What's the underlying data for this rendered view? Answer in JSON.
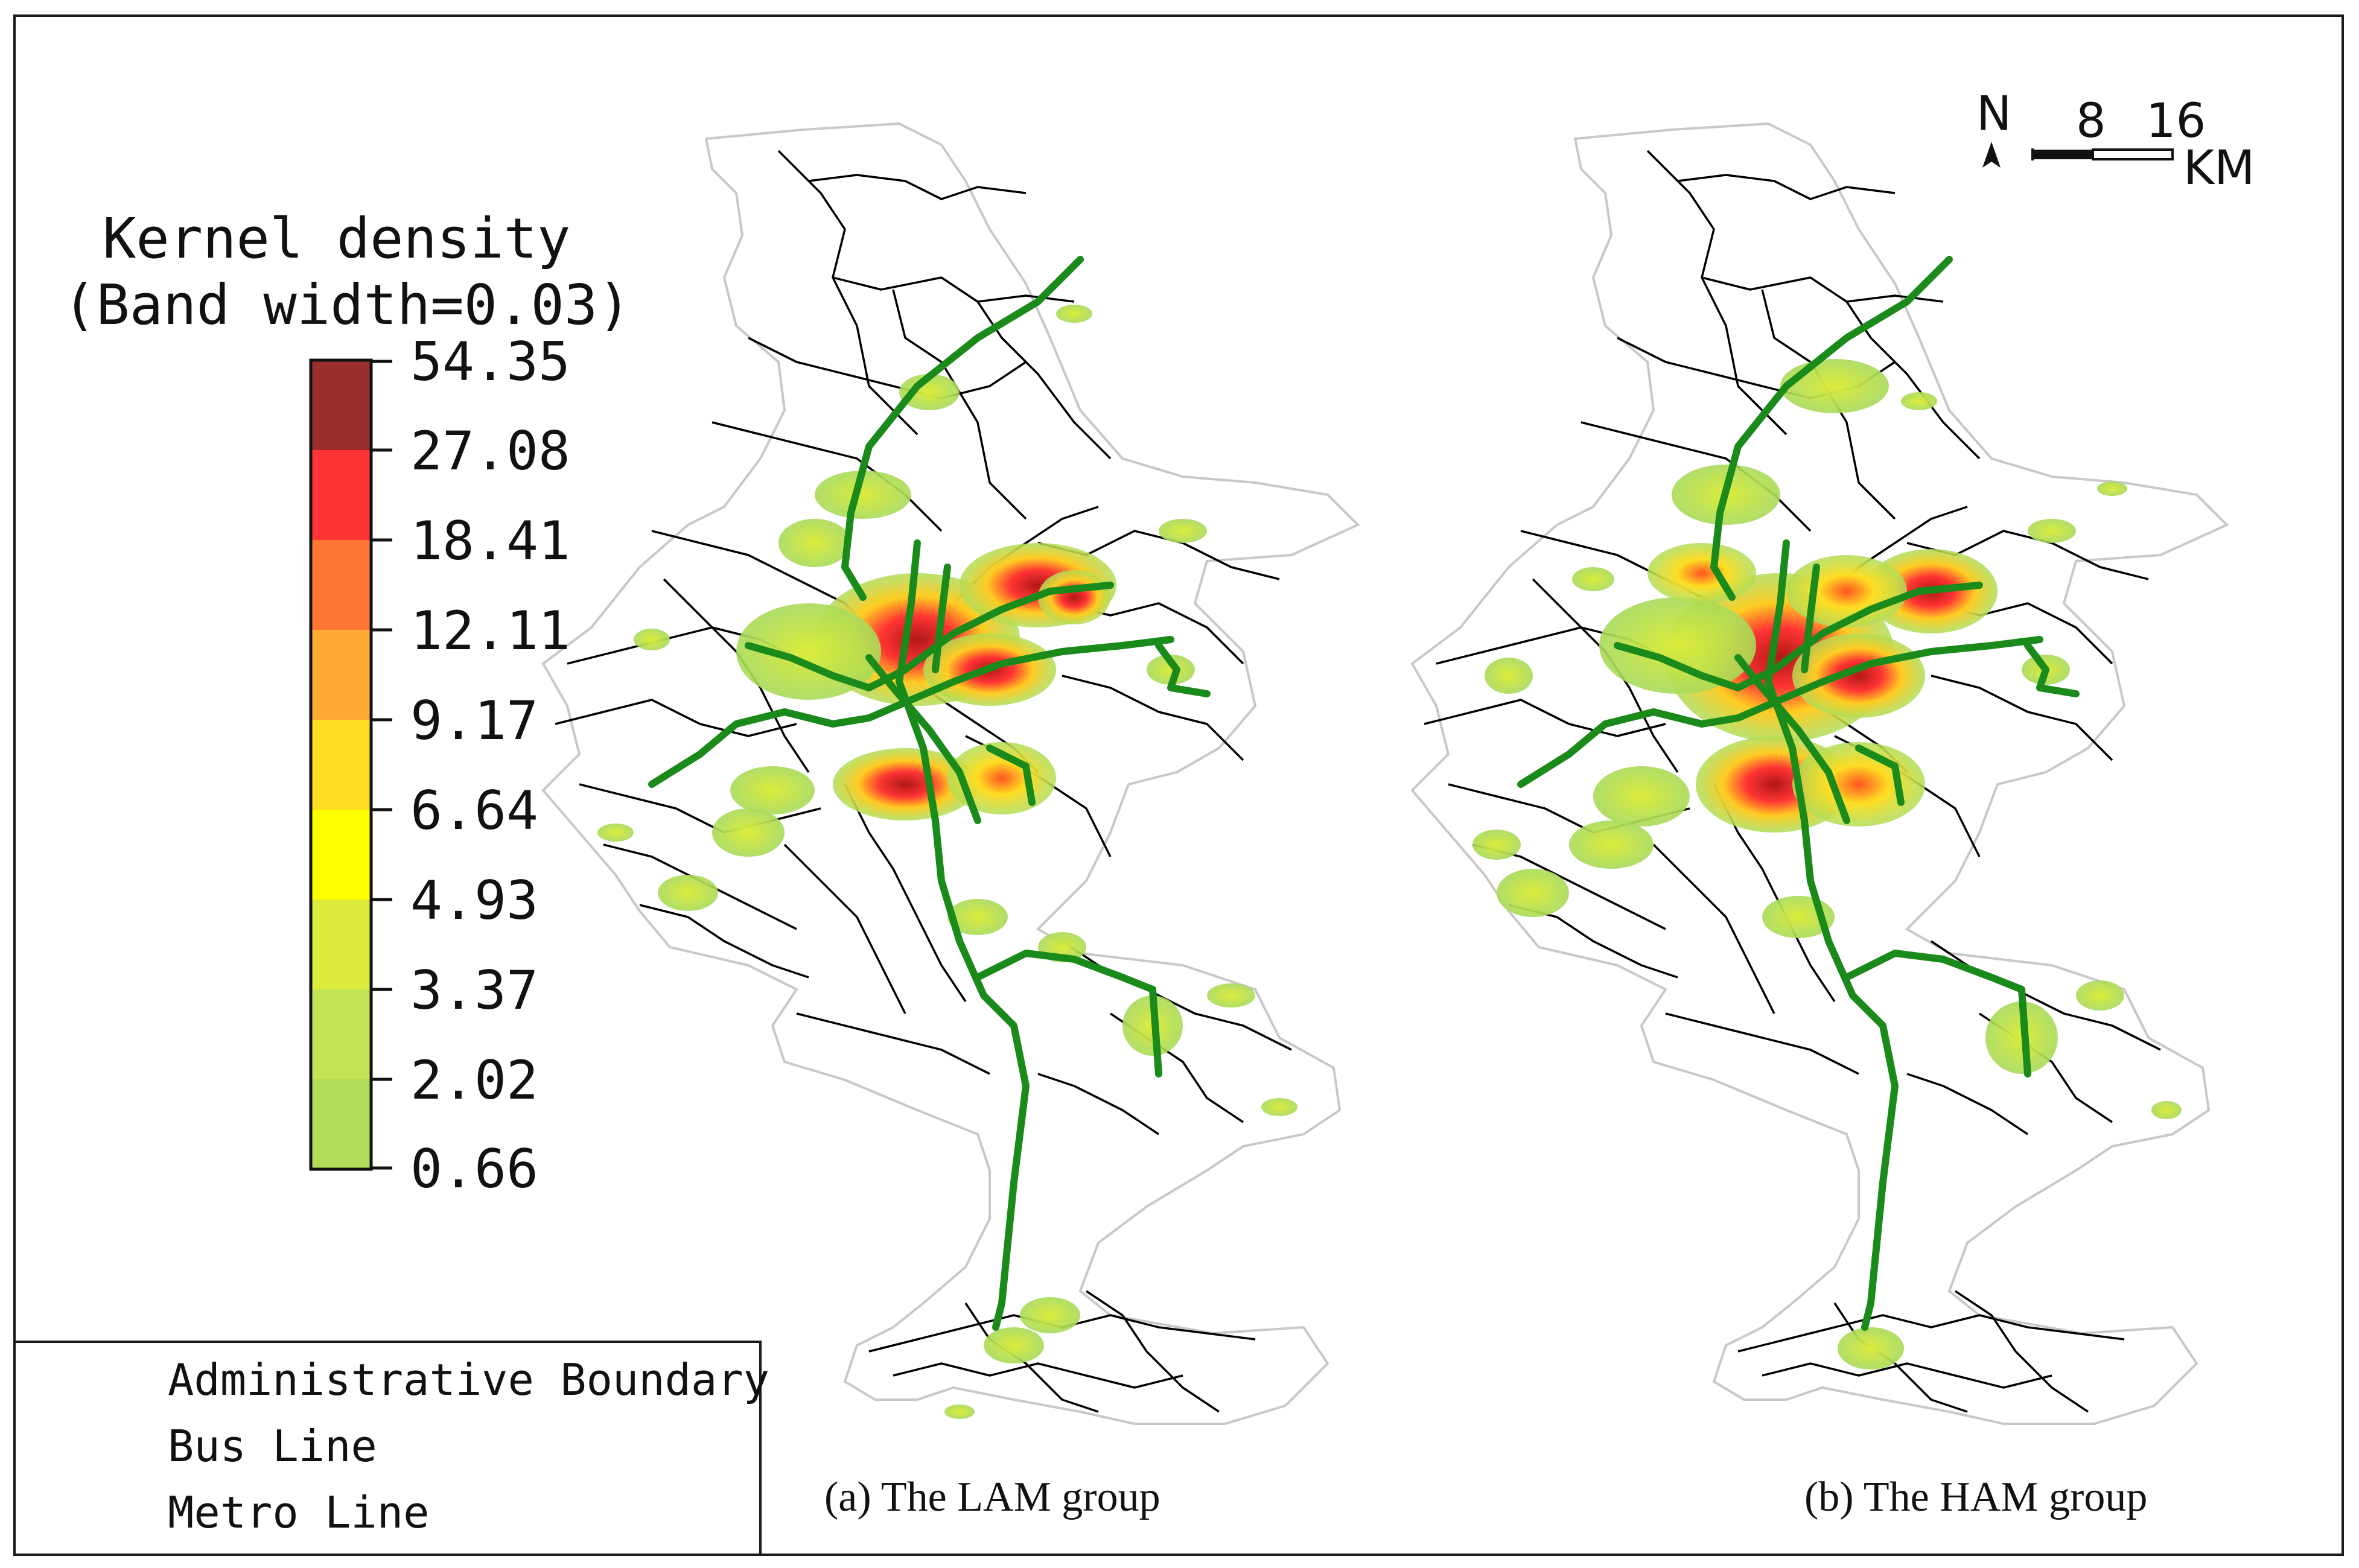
{
  "legend": {
    "title_line1": "Kernel density",
    "title_line2": "(Band width=0.03)",
    "ticks": [
      "54.35",
      "27.08",
      "18.41",
      "12.11",
      "9.17",
      "6.64",
      "4.93",
      "3.37",
      "2.02",
      "0.66"
    ],
    "colors": [
      "#9b2d2d",
      "#ff3333",
      "#ff7733",
      "#ffaa33",
      "#ffdd22",
      "#ffff00",
      "#dcec3a",
      "#c4e356",
      "#b0dd58"
    ]
  },
  "layer_legend": {
    "items": [
      {
        "label": "Administrative Boundary",
        "color": "#c0c0c0"
      },
      {
        "label": "Bus Line",
        "color": "#000000"
      },
      {
        "label": "Metro Line",
        "color": "#1a8a1a"
      }
    ]
  },
  "panels": [
    {
      "caption": "(a) The LAM group"
    },
    {
      "caption": "(b) The HAM group"
    }
  ],
  "north_arrow": {
    "label": "N"
  },
  "scale_bar": {
    "labels": [
      "8",
      "16"
    ],
    "unit": "KM"
  },
  "colors": {
    "metro": "#1a8a1a",
    "bus": "#000000",
    "boundary": "#c8c8c8"
  }
}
* * *
# Stated exercise
All lines in the data that contain the word "group" should be copied.

# Answer to the problem
      "caption": "(a) The LAM group"
      "caption": "(b) The HAM group"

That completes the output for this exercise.